-- BEGIN Material provided --

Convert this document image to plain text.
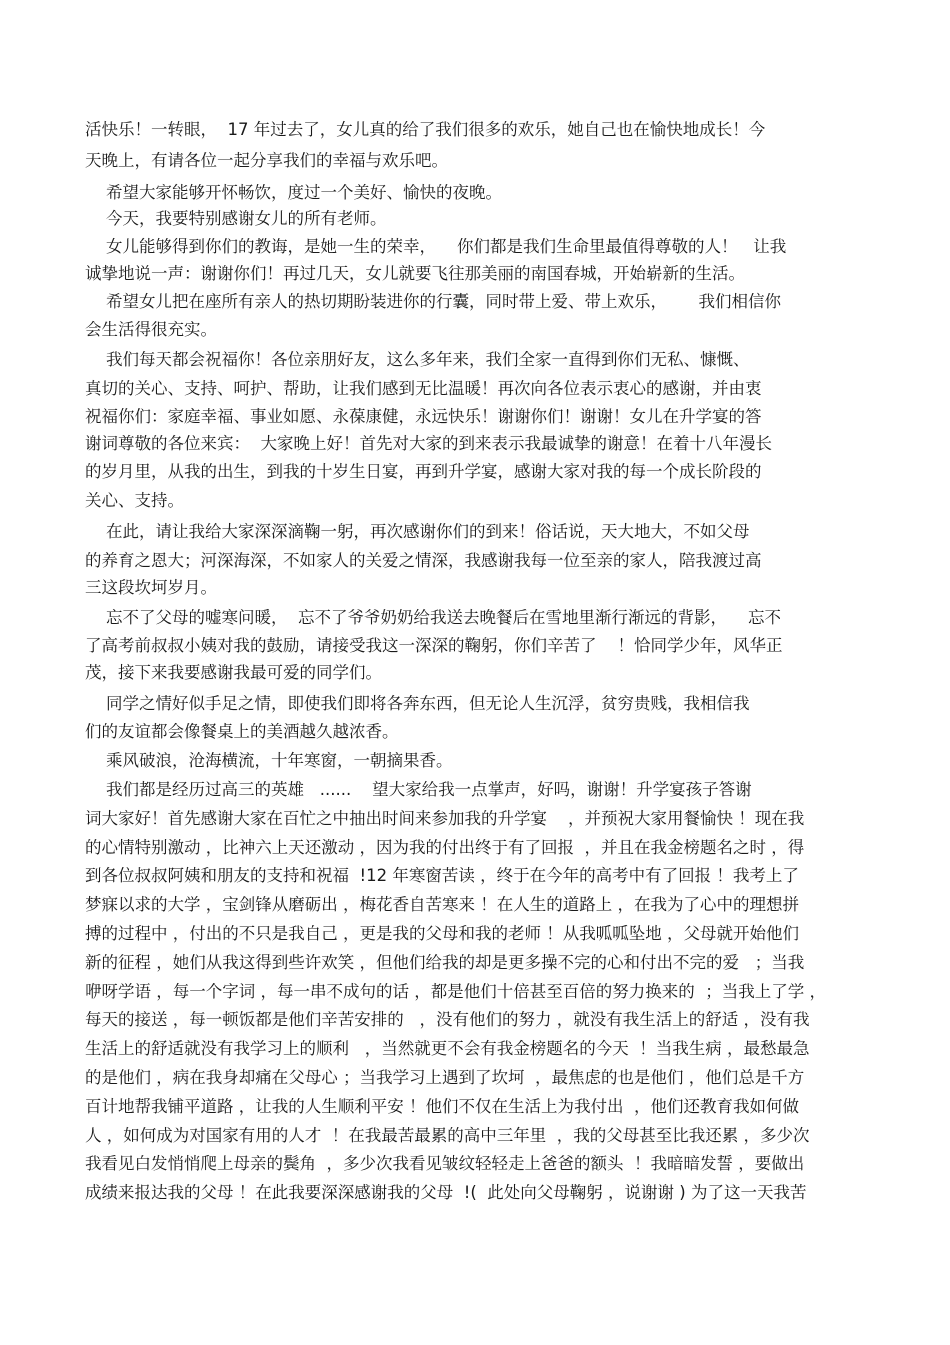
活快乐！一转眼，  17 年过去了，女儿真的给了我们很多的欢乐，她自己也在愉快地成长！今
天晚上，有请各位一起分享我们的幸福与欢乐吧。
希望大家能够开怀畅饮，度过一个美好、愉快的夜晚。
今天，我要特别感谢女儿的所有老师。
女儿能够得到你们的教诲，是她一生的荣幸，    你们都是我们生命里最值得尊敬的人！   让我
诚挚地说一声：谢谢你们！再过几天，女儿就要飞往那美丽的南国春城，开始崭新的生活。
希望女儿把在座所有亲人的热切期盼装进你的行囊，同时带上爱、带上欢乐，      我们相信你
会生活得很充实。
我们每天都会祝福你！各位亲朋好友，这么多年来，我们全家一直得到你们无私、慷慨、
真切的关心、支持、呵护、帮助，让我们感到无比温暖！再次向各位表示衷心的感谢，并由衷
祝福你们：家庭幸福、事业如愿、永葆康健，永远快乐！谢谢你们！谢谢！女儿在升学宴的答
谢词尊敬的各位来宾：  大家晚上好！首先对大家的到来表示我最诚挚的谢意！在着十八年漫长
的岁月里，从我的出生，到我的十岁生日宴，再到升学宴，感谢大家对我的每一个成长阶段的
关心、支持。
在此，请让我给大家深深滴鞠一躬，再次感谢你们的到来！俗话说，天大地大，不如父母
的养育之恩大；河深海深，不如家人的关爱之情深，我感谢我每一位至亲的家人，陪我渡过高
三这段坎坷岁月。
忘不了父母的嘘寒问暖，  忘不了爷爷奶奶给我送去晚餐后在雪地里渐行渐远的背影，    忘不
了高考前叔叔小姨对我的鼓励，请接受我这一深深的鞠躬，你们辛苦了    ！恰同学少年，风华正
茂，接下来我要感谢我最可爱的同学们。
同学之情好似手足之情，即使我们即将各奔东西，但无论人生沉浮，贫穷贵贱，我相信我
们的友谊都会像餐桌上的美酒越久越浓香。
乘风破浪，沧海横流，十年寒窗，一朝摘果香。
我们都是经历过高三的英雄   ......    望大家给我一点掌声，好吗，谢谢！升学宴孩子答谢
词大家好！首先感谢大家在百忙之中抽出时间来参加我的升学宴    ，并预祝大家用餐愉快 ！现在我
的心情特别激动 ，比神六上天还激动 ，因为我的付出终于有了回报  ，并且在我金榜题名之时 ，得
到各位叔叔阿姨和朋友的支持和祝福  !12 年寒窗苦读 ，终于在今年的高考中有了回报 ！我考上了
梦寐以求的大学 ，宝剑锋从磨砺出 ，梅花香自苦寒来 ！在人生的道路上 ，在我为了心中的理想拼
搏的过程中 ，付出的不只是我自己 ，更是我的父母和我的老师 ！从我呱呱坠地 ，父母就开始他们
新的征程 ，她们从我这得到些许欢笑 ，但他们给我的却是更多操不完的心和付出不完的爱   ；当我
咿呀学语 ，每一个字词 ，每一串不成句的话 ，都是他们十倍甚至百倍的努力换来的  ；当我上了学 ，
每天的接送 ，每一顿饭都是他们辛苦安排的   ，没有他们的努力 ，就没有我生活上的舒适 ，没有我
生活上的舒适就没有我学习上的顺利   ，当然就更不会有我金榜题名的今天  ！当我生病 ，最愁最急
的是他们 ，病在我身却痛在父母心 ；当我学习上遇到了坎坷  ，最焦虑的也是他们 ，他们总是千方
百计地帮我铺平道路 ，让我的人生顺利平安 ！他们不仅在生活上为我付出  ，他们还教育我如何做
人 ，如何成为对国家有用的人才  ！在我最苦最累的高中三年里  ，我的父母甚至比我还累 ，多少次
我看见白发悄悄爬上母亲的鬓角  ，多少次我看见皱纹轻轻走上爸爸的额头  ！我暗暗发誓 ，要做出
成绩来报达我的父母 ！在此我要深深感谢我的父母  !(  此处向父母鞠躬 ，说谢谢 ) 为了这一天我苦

-- END Material provided --
-- BEGIN Material provided --

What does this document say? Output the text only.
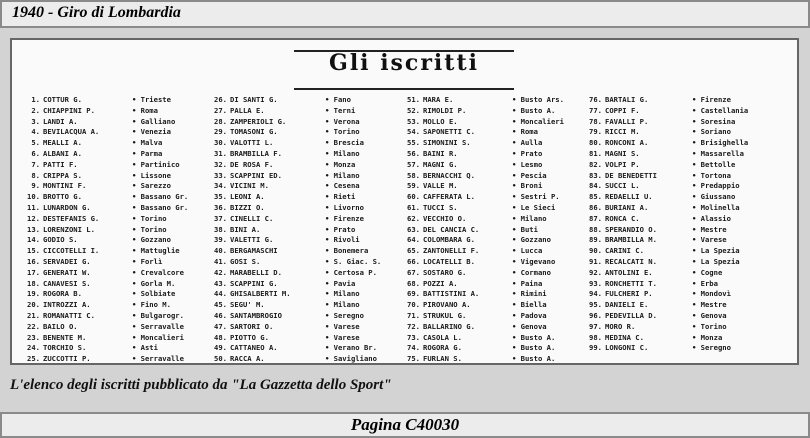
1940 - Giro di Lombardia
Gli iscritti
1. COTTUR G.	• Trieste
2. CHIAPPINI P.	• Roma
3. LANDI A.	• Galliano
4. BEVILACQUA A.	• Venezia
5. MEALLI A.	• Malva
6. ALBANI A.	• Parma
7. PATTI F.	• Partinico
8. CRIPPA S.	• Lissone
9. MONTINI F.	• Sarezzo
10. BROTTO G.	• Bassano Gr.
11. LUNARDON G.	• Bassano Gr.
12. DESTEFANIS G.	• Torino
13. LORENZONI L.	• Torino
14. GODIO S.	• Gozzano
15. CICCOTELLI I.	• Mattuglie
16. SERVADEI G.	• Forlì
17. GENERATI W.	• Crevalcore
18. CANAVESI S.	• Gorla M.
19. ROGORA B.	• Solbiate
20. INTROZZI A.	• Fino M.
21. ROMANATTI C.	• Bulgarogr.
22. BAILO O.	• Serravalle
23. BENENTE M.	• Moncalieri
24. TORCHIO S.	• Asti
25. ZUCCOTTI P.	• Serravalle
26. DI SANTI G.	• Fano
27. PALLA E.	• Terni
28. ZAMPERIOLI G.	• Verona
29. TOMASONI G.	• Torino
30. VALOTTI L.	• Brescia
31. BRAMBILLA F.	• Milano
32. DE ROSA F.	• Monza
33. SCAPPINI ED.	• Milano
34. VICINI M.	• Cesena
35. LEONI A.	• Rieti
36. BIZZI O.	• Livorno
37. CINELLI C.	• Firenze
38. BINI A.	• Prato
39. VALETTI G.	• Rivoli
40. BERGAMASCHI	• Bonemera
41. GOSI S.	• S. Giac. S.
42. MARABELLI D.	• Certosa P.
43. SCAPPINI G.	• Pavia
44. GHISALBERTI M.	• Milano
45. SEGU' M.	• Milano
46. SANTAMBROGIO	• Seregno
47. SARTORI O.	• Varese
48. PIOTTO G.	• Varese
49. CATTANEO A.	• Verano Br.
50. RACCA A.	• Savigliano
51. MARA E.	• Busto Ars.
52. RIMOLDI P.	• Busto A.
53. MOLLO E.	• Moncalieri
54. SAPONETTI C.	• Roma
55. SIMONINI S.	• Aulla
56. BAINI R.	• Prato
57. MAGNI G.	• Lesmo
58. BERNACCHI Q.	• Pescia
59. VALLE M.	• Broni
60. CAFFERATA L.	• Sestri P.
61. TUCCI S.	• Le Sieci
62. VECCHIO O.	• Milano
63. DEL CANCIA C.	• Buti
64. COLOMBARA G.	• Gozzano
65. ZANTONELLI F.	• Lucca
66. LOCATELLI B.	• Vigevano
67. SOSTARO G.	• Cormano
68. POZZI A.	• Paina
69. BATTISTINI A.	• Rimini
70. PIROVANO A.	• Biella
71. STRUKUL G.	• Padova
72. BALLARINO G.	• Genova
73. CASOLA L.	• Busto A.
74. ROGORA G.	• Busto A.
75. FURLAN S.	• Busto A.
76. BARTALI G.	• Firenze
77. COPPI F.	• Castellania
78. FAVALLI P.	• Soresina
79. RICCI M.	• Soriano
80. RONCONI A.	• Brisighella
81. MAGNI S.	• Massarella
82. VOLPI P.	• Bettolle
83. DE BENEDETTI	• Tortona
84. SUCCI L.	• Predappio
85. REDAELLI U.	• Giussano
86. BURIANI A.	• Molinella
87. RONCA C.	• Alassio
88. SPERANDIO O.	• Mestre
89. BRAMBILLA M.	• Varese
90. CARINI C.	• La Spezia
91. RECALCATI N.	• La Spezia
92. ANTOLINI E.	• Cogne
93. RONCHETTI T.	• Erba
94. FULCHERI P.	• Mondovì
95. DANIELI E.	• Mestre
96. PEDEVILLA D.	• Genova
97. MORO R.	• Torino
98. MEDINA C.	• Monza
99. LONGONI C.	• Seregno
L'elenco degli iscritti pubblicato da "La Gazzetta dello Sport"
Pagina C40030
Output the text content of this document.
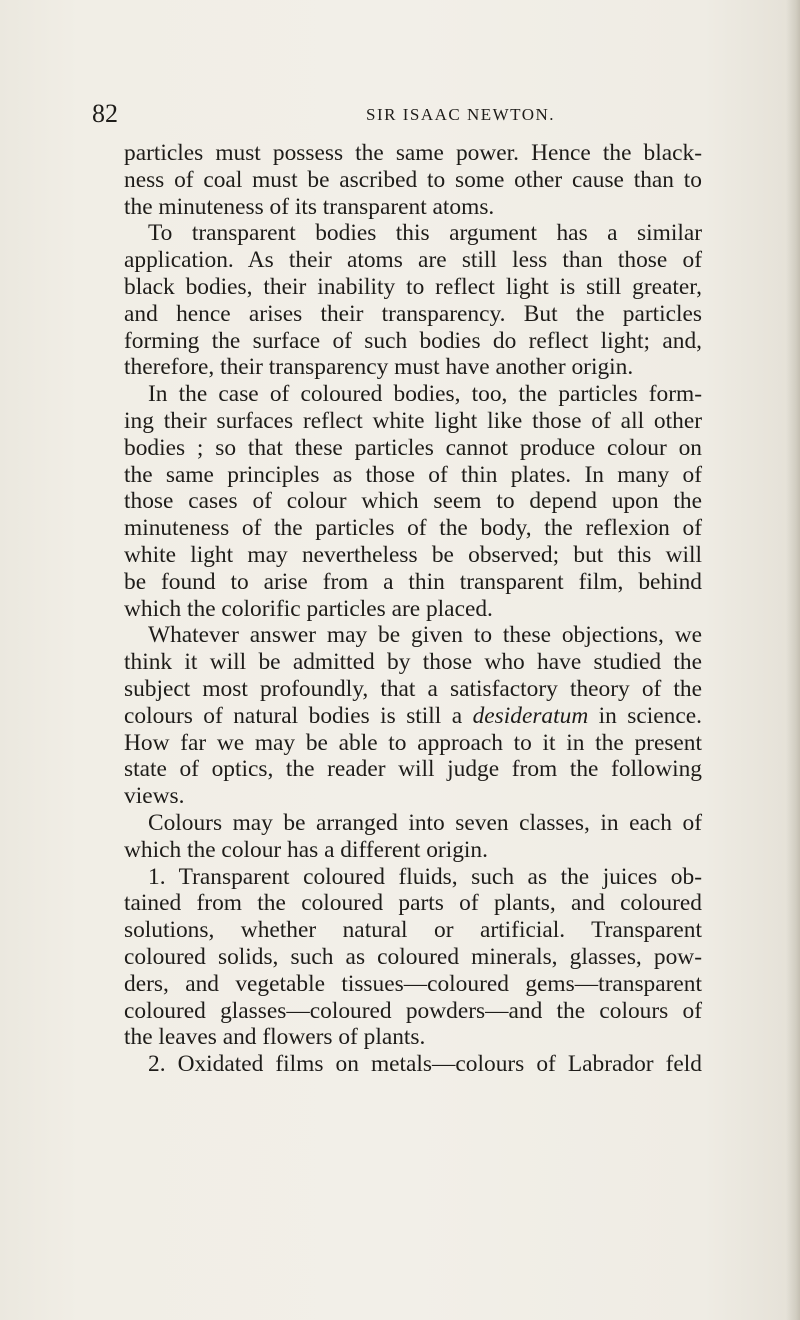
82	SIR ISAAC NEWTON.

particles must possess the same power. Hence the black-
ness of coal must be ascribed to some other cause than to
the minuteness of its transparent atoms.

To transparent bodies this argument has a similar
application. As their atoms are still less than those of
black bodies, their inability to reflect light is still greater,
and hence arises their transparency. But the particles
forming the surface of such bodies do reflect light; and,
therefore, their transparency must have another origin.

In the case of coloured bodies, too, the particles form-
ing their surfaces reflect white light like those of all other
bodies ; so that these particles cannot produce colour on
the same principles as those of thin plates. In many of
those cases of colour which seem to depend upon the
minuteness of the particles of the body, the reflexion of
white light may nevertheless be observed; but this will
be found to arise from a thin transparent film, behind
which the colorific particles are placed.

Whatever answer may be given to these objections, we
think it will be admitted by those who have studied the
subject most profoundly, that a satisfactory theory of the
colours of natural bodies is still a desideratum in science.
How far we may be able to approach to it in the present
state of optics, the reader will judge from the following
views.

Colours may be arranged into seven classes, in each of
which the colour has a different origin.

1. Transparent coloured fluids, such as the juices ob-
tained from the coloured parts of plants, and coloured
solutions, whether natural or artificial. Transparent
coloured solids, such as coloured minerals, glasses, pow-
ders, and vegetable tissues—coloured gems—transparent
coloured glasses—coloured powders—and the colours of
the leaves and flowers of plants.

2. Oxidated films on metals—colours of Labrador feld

-- END Material provided --

Gather each line from the listing above that holds "reflect".

black bodies, their inability to reflect light is still greater,
forming the surface of such bodies do reflect light; and,
ing their surfaces reflect white light like those of all other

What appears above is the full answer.